* PROBLEM TO SOLVE:
Copy all the material that follows, keeping every character the same.

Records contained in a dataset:
____________

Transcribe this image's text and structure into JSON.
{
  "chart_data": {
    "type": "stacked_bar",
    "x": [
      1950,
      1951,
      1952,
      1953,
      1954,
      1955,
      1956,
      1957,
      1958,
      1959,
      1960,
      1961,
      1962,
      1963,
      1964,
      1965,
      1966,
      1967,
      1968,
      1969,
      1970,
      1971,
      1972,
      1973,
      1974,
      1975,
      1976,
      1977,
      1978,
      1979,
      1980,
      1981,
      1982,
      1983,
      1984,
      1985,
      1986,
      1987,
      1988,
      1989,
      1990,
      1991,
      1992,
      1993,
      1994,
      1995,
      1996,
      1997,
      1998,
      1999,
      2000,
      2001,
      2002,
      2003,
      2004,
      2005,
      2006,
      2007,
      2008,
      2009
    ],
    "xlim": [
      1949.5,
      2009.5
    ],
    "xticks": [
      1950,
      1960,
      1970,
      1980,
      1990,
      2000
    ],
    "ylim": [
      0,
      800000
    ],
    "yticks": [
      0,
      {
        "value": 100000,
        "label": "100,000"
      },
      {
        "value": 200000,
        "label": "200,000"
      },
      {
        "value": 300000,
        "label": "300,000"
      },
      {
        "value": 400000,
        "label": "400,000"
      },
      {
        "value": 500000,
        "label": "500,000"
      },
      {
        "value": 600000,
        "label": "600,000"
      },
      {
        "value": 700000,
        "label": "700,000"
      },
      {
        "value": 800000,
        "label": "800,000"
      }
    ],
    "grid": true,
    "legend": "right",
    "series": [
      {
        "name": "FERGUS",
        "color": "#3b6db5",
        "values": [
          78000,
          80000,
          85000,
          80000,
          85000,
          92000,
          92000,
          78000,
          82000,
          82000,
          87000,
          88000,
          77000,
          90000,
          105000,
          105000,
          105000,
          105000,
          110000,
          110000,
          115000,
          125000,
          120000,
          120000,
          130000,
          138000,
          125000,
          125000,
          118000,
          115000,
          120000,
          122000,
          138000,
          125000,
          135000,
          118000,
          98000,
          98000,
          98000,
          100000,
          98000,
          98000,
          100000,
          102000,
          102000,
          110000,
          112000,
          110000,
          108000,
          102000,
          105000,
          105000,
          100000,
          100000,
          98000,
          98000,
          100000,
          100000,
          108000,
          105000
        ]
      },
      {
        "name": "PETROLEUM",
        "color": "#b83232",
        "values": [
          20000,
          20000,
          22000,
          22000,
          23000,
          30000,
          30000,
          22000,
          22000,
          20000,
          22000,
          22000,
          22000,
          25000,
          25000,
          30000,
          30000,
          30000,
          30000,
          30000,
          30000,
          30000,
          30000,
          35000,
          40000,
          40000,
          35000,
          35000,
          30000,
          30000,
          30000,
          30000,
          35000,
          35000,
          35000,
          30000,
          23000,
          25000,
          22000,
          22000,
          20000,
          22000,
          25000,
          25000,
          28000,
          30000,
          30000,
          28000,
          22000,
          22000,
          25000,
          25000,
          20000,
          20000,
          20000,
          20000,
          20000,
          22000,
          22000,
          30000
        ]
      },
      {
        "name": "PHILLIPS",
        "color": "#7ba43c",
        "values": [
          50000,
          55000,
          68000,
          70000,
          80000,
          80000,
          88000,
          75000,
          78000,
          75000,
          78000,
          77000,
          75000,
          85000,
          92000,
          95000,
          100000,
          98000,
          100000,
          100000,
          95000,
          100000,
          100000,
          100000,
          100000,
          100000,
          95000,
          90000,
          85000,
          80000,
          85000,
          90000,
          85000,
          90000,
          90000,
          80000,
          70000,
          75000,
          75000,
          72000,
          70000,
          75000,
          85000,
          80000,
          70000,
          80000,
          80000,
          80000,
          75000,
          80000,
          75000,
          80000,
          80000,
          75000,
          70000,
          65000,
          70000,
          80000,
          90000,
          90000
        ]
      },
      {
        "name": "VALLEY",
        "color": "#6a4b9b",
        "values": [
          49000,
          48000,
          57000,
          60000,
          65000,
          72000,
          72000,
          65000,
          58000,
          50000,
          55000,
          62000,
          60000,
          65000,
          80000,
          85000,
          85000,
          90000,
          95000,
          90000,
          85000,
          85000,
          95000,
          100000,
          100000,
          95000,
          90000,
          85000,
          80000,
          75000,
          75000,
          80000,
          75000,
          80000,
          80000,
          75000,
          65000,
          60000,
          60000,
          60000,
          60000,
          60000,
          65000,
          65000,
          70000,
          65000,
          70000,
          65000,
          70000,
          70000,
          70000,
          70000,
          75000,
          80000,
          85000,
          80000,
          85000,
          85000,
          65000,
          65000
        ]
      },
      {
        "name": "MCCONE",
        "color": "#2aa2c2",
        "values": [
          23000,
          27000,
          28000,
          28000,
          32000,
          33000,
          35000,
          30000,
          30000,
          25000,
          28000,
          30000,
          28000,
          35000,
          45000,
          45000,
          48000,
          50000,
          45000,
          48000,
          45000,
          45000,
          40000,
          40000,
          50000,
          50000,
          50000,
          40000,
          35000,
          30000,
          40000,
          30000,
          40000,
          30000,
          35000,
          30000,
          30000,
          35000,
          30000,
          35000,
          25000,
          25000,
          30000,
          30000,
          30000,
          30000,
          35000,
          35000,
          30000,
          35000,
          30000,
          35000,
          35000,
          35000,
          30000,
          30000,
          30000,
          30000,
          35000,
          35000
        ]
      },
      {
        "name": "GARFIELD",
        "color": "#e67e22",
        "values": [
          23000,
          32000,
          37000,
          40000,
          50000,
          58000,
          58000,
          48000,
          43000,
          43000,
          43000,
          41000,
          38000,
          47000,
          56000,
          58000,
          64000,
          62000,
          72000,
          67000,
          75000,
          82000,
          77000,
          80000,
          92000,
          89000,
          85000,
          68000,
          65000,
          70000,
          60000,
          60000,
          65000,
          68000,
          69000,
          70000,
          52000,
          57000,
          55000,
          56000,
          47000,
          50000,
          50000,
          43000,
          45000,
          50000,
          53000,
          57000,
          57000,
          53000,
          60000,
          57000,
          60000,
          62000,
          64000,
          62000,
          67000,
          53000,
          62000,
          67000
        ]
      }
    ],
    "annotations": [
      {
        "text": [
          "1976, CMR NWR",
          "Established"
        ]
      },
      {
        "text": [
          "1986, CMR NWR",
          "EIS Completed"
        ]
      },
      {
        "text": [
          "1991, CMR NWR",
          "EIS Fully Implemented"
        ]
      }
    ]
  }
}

____________

* RESPONSE BELOW:
Transcribe this image's text and structure into JSON.
{
  "chart_data": {
    "type": "stacked_bar",
    "x": [
      1950,
      1951,
      1952,
      1953,
      1954,
      1955,
      1956,
      1957,
      1958,
      1959,
      1960,
      1961,
      1962,
      1963,
      1964,
      1965,
      1966,
      1967,
      1968,
      1969,
      1970,
      1971,
      1972,
      1973,
      1974,
      1975,
      1976,
      1977,
      1978,
      1979,
      1980,
      1981,
      1982,
      1983,
      1984,
      1985,
      1986,
      1987,
      1988,
      1989,
      1990,
      1991,
      1992,
      1993,
      1994,
      1995,
      1996,
      1997,
      1998,
      1999,
      2000,
      2001,
      2002,
      2003,
      2004,
      2005,
      2006,
      2007,
      2008,
      2009
    ],
    "xlim": [
      1949.5,
      2009.5
    ],
    "xticks": [
      1950,
      1960,
      1970,
      1980,
      1990,
      2000
    ],
    "ylim": [
      0,
      800000
    ],
    "yticks": [
      0,
      {
        "value": 100000,
        "label": "100,000"
      },
      {
        "value": 200000,
        "label": "200,000"
      },
      {
        "value": 300000,
        "label": "300,000"
      },
      {
        "value": 400000,
        "label": "400,000"
      },
      {
        "value": 500000,
        "label": "500,000"
      },
      {
        "value": 600000,
        "label": "600,000"
      },
      {
        "value": 700000,
        "label": "700,000"
      },
      {
        "value": 800000,
        "label": "800,000"
      }
    ],
    "grid": true,
    "legend": "right",
    "series": [
      {
        "name": "FERGUS",
        "color": "#3b6db5",
        "values": [
          78000,
          80000,
          85000,
          80000,
          85000,
          92000,
          92000,
          78000,
          82000,
          82000,
          87000,
          88000,
          77000,
          90000,
          105000,
          105000,
          105000,
          105000,
          110000,
          110000,
          115000,
          125000,
          120000,
          120000,
          130000,
          138000,
          125000,
          125000,
          118000,
          115000,
          120000,
          122000,
          138000,
          125000,
          135000,
          118000,
          98000,
          98000,
          98000,
          100000,
          98000,
          98000,
          100000,
          102000,
          102000,
          110000,
          112000,
          110000,
          108000,
          102000,
          105000,
          105000,
          100000,
          100000,
          98000,
          98000,
          100000,
          100000,
          108000,
          105000
        ]
      },
      {
        "name": "PETROLEUM",
        "color": "#b83232",
        "values": [
          20000,
          20000,
          22000,
          22000,
          23000,
          30000,
          30000,
          22000,
          22000,
          20000,
          22000,
          22000,
          22000,
          25000,
          25000,
          30000,
          30000,
          30000,
          30000,
          30000,
          30000,
          30000,
          30000,
          35000,
          40000,
          40000,
          35000,
          35000,
          30000,
          30000,
          30000,
          30000,
          35000,
          35000,
          35000,
          30000,
          23000,
          25000,
          22000,
          22000,
          20000,
          22000,
          25000,
          25000,
          28000,
          30000,
          30000,
          28000,
          22000,
          22000,
          25000,
          25000,
          20000,
          20000,
          20000,
          20000,
          20000,
          22000,
          22000,
          30000
        ]
      },
      {
        "name": "PHILLIPS",
        "color": "#7ba43c",
        "values": [
          50000,
          55000,
          68000,
          70000,
          80000,
          80000,
          88000,
          75000,
          78000,
          75000,
          78000,
          77000,
          75000,
          85000,
          92000,
          95000,
          100000,
          98000,
          100000,
          100000,
          95000,
          100000,
          100000,
          100000,
          100000,
          100000,
          95000,
          90000,
          85000,
          80000,
          85000,
          90000,
          85000,
          90000,
          90000,
          80000,
          70000,
          75000,
          75000,
          72000,
          70000,
          75000,
          85000,
          80000,
          70000,
          80000,
          80000,
          80000,
          75000,
          80000,
          75000,
          80000,
          80000,
          75000,
          70000,
          65000,
          70000,
          80000,
          90000,
          90000
        ]
      },
      {
        "name": "VALLEY",
        "color": "#6a4b9b",
        "values": [
          49000,
          48000,
          57000,
          60000,
          65000,
          72000,
          72000,
          65000,
          58000,
          50000,
          55000,
          62000,
          60000,
          65000,
          80000,
          85000,
          85000,
          90000,
          95000,
          90000,
          85000,
          85000,
          95000,
          100000,
          100000,
          95000,
          90000,
          85000,
          80000,
          75000,
          75000,
          80000,
          75000,
          80000,
          80000,
          75000,
          65000,
          60000,
          60000,
          60000,
          60000,
          60000,
          65000,
          65000,
          70000,
          65000,
          70000,
          65000,
          70000,
          70000,
          70000,
          70000,
          75000,
          80000,
          85000,
          80000,
          85000,
          85000,
          65000,
          65000
        ]
      },
      {
        "name": "MCCONE",
        "color": "#2aa2c2",
        "values": [
          23000,
          27000,
          28000,
          28000,
          32000,
          33000,
          35000,
          30000,
          30000,
          25000,
          28000,
          30000,
          28000,
          35000,
          45000,
          45000,
          48000,
          50000,
          45000,
          48000,
          45000,
          45000,
          40000,
          40000,
          50000,
          50000,
          50000,
          40000,
          35000,
          30000,
          40000,
          30000,
          40000,
          30000,
          35000,
          30000,
          30000,
          35000,
          30000,
          35000,
          25000,
          25000,
          30000,
          30000,
          30000,
          30000,
          35000,
          35000,
          30000,
          35000,
          30000,
          35000,
          35000,
          35000,
          30000,
          30000,
          30000,
          30000,
          35000,
          35000
        ]
      },
      {
        "name": "GARFIELD",
        "color": "#e67e22",
        "values": [
          23000,
          32000,
          37000,
          40000,
          50000,
          58000,
          58000,
          48000,
          43000,
          43000,
          43000,
          41000,
          38000,
          47000,
          56000,
          58000,
          64000,
          62000,
          72000,
          67000,
          75000,
          82000,
          77000,
          80000,
          92000,
          89000,
          85000,
          68000,
          65000,
          70000,
          60000,
          60000,
          65000,
          68000,
          69000,
          70000,
          52000,
          57000,
          55000,
          56000,
          47000,
          50000,
          50000,
          43000,
          45000,
          50000,
          53000,
          57000,
          57000,
          53000,
          60000,
          57000,
          60000,
          62000,
          64000,
          62000,
          67000,
          53000,
          62000,
          67000
        ]
      }
    ],
    "annotations": [
      {
        "text": [
          "1976, CMR NWR",
          "Established"
        ]
      },
      {
        "text": [
          "1986, CMR NWR",
          "EIS Completed"
        ]
      },
      {
        "text": [
          "1991, CMR NWR",
          "EIS Fully Implemented"
        ]
      }
    ]
  }
}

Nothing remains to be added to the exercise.